▶ **The problem**
An exact reproduction of the records is required, with all images left out.

▶ **Items from a figure collection**
— begin —

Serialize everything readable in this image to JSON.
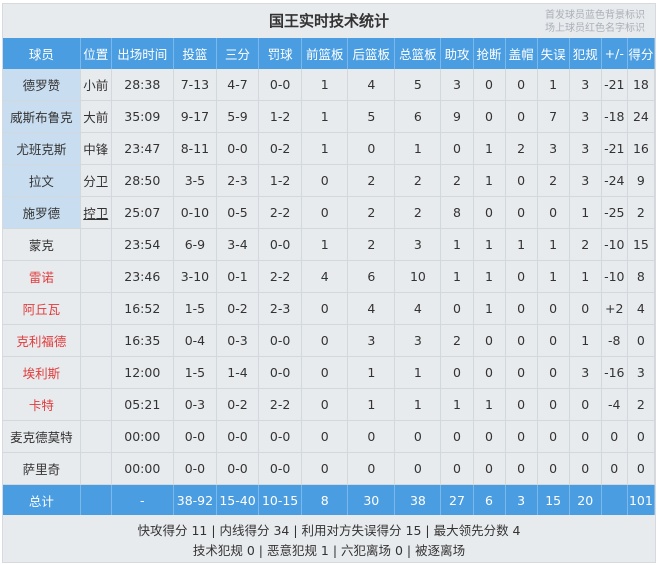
{
  "title": "国王实时技术统计",
  "legend": [
    "首发球员蓝色背景标识",
    "场上球员红色名字标识"
  ],
  "colors": {
    "header": "#4a9de0",
    "starter_bg": "#c9ddf0",
    "on_court_name": "#e03c3c"
  },
  "columns": [
    "球员",
    "位置",
    "出场时间",
    "投篮",
    "三分",
    "罚球",
    "前篮板",
    "后篮板",
    "总篮板",
    "助攻",
    "抢断",
    "盖帽",
    "失误",
    "犯规",
    "+/-",
    "得分"
  ],
  "players": [
    {
      "starter": true,
      "on_court": false,
      "cells": [
        "德罗赞",
        "小前",
        "28:38",
        "7-13",
        "4-7",
        "0-0",
        "1",
        "4",
        "5",
        "3",
        "0",
        "0",
        "1",
        "3",
        "-21",
        "18"
      ]
    },
    {
      "starter": true,
      "on_court": false,
      "cells": [
        "威斯布鲁克",
        "大前",
        "35:09",
        "9-17",
        "5-9",
        "1-2",
        "1",
        "5",
        "6",
        "9",
        "0",
        "0",
        "7",
        "3",
        "-18",
        "24"
      ]
    },
    {
      "starter": true,
      "on_court": false,
      "cells": [
        "尤班克斯",
        "中锋",
        "23:47",
        "8-11",
        "0-0",
        "0-2",
        "1",
        "0",
        "1",
        "0",
        "1",
        "2",
        "3",
        "3",
        "-21",
        "16"
      ]
    },
    {
      "starter": true,
      "on_court": false,
      "cells": [
        "拉文",
        "分卫",
        "28:50",
        "3-5",
        "2-3",
        "1-2",
        "0",
        "2",
        "2",
        "2",
        "1",
        "0",
        "2",
        "3",
        "-24",
        "9"
      ]
    },
    {
      "starter": true,
      "on_court": false,
      "cells": [
        "施罗德",
        "控卫",
        "25:07",
        "0-10",
        "0-5",
        "2-2",
        "0",
        "2",
        "2",
        "8",
        "0",
        "0",
        "0",
        "1",
        "-25",
        "2"
      ]
    },
    {
      "starter": false,
      "on_court": false,
      "cells": [
        "蒙克",
        "",
        "23:54",
        "6-9",
        "3-4",
        "0-0",
        "1",
        "2",
        "3",
        "1",
        "1",
        "1",
        "1",
        "2",
        "-10",
        "15"
      ]
    },
    {
      "starter": false,
      "on_court": true,
      "cells": [
        "雷诺",
        "",
        "23:46",
        "3-10",
        "0-1",
        "2-2",
        "4",
        "6",
        "10",
        "1",
        "1",
        "0",
        "1",
        "1",
        "-10",
        "8"
      ]
    },
    {
      "starter": false,
      "on_court": true,
      "cells": [
        "阿丘瓦",
        "",
        "16:52",
        "1-5",
        "0-2",
        "2-3",
        "0",
        "4",
        "4",
        "0",
        "1",
        "0",
        "0",
        "0",
        "+2",
        "4"
      ]
    },
    {
      "starter": false,
      "on_court": true,
      "cells": [
        "克利福德",
        "",
        "16:35",
        "0-4",
        "0-3",
        "0-0",
        "0",
        "3",
        "3",
        "2",
        "0",
        "0",
        "0",
        "1",
        "-8",
        "0"
      ]
    },
    {
      "starter": false,
      "on_court": true,
      "cells": [
        "埃利斯",
        "",
        "12:00",
        "1-5",
        "1-4",
        "0-0",
        "0",
        "1",
        "1",
        "0",
        "0",
        "0",
        "0",
        "3",
        "-16",
        "3"
      ]
    },
    {
      "starter": false,
      "on_court": true,
      "cells": [
        "卡特",
        "",
        "05:21",
        "0-3",
        "0-2",
        "2-2",
        "0",
        "1",
        "1",
        "1",
        "1",
        "0",
        "0",
        "0",
        "-4",
        "2"
      ]
    },
    {
      "starter": false,
      "on_court": false,
      "cells": [
        "麦克德莫特",
        "",
        "00:00",
        "0-0",
        "0-0",
        "0-0",
        "0",
        "0",
        "0",
        "0",
        "0",
        "0",
        "0",
        "0",
        "0",
        "0"
      ]
    },
    {
      "starter": false,
      "on_court": false,
      "cells": [
        "萨里奇",
        "",
        "00:00",
        "0-0",
        "0-0",
        "0-0",
        "0",
        "0",
        "0",
        "0",
        "0",
        "0",
        "0",
        "0",
        "0",
        "0"
      ]
    }
  ],
  "total": [
    "总计",
    "",
    "-",
    "38-92",
    "15-40",
    "10-15",
    "8",
    "30",
    "38",
    "27",
    "6",
    "3",
    "15",
    "20",
    "",
    "101"
  ],
  "footer": [
    "快攻得分 11 | 内线得分 34 | 利用对方失误得分 15 | 最大领先分数 4",
    "技术犯规 0 | 恶意犯规 1 | 六犯离场 0 | 被逐离场"
  ]
}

— end —

▶ **Output of the exercise**
Serialize everything readable in this image to JSON.
{
  "title": "国王实时技术统计",
  "legend": [
    "首发球员蓝色背景标识",
    "场上球员红色名字标识"
  ],
  "colors": {
    "header": "#4a9de0",
    "starter_bg": "#c9ddf0",
    "on_court_name": "#e03c3c"
  },
  "columns": [
    "球员",
    "位置",
    "出场时间",
    "投篮",
    "三分",
    "罚球",
    "前篮板",
    "后篮板",
    "总篮板",
    "助攻",
    "抢断",
    "盖帽",
    "失误",
    "犯规",
    "+/-",
    "得分"
  ],
  "players": [
    {
      "starter": true,
      "on_court": false,
      "cells": [
        "德罗赞",
        "小前",
        "28:38",
        "7-13",
        "4-7",
        "0-0",
        "1",
        "4",
        "5",
        "3",
        "0",
        "0",
        "1",
        "3",
        "-21",
        "18"
      ]
    },
    {
      "starter": true,
      "on_court": false,
      "cells": [
        "威斯布鲁克",
        "大前",
        "35:09",
        "9-17",
        "5-9",
        "1-2",
        "1",
        "5",
        "6",
        "9",
        "0",
        "0",
        "7",
        "3",
        "-18",
        "24"
      ]
    },
    {
      "starter": true,
      "on_court": false,
      "cells": [
        "尤班克斯",
        "中锋",
        "23:47",
        "8-11",
        "0-0",
        "0-2",
        "1",
        "0",
        "1",
        "0",
        "1",
        "2",
        "3",
        "3",
        "-21",
        "16"
      ]
    },
    {
      "starter": true,
      "on_court": false,
      "cells": [
        "拉文",
        "分卫",
        "28:50",
        "3-5",
        "2-3",
        "1-2",
        "0",
        "2",
        "2",
        "2",
        "1",
        "0",
        "2",
        "3",
        "-24",
        "9"
      ]
    },
    {
      "starter": true,
      "on_court": false,
      "cells": [
        "施罗德",
        "控卫",
        "25:07",
        "0-10",
        "0-5",
        "2-2",
        "0",
        "2",
        "2",
        "8",
        "0",
        "0",
        "0",
        "1",
        "-25",
        "2"
      ]
    },
    {
      "starter": false,
      "on_court": false,
      "cells": [
        "蒙克",
        "",
        "23:54",
        "6-9",
        "3-4",
        "0-0",
        "1",
        "2",
        "3",
        "1",
        "1",
        "1",
        "1",
        "2",
        "-10",
        "15"
      ]
    },
    {
      "starter": false,
      "on_court": true,
      "cells": [
        "雷诺",
        "",
        "23:46",
        "3-10",
        "0-1",
        "2-2",
        "4",
        "6",
        "10",
        "1",
        "1",
        "0",
        "1",
        "1",
        "-10",
        "8"
      ]
    },
    {
      "starter": false,
      "on_court": true,
      "cells": [
        "阿丘瓦",
        "",
        "16:52",
        "1-5",
        "0-2",
        "2-3",
        "0",
        "4",
        "4",
        "0",
        "1",
        "0",
        "0",
        "0",
        "+2",
        "4"
      ]
    },
    {
      "starter": false,
      "on_court": true,
      "cells": [
        "克利福德",
        "",
        "16:35",
        "0-4",
        "0-3",
        "0-0",
        "0",
        "3",
        "3",
        "2",
        "0",
        "0",
        "0",
        "1",
        "-8",
        "0"
      ]
    },
    {
      "starter": false,
      "on_court": true,
      "cells": [
        "埃利斯",
        "",
        "12:00",
        "1-5",
        "1-4",
        "0-0",
        "0",
        "1",
        "1",
        "0",
        "0",
        "0",
        "0",
        "3",
        "-16",
        "3"
      ]
    },
    {
      "starter": false,
      "on_court": true,
      "cells": [
        "卡特",
        "",
        "05:21",
        "0-3",
        "0-2",
        "2-2",
        "0",
        "1",
        "1",
        "1",
        "1",
        "0",
        "0",
        "0",
        "-4",
        "2"
      ]
    },
    {
      "starter": false,
      "on_court": false,
      "cells": [
        "麦克德莫特",
        "",
        "00:00",
        "0-0",
        "0-0",
        "0-0",
        "0",
        "0",
        "0",
        "0",
        "0",
        "0",
        "0",
        "0",
        "0",
        "0"
      ]
    },
    {
      "starter": false,
      "on_court": false,
      "cells": [
        "萨里奇",
        "",
        "00:00",
        "0-0",
        "0-0",
        "0-0",
        "0",
        "0",
        "0",
        "0",
        "0",
        "0",
        "0",
        "0",
        "0",
        "0"
      ]
    }
  ],
  "total": [
    "总计",
    "",
    "-",
    "38-92",
    "15-40",
    "10-15",
    "8",
    "30",
    "38",
    "27",
    "6",
    "3",
    "15",
    "20",
    "",
    "101"
  ],
  "footer": [
    "快攻得分 11 | 内线得分 34 | 利用对方失误得分 15 | 最大领先分数 4",
    "技术犯规 0 | 恶意犯规 1 | 六犯离场 0 | 被逐离场"
  ]
}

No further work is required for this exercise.